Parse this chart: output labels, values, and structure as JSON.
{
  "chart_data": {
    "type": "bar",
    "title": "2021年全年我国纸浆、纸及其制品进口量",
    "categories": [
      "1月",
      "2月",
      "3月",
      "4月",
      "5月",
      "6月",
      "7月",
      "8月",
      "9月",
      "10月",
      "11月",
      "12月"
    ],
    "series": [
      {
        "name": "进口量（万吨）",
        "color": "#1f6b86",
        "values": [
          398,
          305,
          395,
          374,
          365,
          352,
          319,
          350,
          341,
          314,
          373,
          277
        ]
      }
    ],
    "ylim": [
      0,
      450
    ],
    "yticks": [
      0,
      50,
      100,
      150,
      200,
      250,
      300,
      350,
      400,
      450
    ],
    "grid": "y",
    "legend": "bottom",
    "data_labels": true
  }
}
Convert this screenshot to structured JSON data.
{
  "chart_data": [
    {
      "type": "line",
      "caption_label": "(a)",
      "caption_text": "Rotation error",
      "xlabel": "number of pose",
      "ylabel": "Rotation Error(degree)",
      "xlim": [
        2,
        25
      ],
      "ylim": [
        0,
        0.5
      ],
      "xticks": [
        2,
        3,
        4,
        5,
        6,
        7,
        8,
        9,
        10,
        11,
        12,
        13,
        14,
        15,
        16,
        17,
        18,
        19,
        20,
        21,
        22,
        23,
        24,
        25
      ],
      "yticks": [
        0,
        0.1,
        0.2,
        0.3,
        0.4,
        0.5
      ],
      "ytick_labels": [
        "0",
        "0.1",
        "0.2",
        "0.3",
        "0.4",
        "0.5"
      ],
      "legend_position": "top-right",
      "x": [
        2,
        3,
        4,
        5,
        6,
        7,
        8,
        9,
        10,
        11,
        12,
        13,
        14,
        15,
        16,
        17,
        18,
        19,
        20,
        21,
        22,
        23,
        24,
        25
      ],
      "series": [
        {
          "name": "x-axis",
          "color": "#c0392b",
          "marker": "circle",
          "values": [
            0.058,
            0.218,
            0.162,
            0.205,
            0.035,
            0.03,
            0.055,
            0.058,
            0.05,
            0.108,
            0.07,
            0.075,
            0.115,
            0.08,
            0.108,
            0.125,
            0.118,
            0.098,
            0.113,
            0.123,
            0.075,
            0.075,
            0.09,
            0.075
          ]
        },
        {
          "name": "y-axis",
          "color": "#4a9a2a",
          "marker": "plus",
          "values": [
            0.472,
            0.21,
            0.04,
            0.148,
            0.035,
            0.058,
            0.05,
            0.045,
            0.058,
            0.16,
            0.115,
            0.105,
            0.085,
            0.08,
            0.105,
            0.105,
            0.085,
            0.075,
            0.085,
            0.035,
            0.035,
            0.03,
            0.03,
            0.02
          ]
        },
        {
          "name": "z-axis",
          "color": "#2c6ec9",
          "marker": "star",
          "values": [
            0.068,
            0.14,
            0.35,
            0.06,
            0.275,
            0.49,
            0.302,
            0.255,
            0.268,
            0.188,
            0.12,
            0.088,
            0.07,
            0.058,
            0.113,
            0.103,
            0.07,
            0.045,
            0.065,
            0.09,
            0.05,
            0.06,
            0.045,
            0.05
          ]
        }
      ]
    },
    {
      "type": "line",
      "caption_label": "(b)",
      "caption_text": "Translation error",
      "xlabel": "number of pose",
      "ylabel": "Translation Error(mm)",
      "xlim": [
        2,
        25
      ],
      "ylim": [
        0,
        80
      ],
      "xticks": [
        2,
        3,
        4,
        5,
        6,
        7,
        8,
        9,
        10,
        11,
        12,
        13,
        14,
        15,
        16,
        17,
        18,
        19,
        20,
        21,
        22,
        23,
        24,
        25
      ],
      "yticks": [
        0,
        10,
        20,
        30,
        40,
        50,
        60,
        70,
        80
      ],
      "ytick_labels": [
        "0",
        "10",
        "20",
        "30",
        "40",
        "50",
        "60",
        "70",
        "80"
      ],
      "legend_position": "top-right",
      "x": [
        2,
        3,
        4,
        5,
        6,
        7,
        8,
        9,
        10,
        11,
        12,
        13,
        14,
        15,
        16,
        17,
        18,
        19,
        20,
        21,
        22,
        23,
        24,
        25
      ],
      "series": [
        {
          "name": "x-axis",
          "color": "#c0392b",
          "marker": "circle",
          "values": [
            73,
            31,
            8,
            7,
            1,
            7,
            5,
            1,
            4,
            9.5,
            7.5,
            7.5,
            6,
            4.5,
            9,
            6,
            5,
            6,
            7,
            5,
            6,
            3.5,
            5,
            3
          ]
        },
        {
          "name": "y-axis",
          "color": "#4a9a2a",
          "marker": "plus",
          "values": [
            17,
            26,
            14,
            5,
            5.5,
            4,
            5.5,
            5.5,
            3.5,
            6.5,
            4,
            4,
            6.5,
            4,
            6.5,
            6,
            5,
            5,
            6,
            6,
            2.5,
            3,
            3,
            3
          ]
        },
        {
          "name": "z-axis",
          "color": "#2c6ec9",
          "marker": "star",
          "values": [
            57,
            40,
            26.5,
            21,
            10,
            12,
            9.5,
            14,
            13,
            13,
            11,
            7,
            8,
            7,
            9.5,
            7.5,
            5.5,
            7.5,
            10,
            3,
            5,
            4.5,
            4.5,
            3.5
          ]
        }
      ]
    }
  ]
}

■ **Written instruction**:
Read the entries above, then pull out the lines that include "JSON".

■ **Solved problem**:
Parse this chart: output labels, values, and structure as JSON.
Convert this screenshot to structured JSON data.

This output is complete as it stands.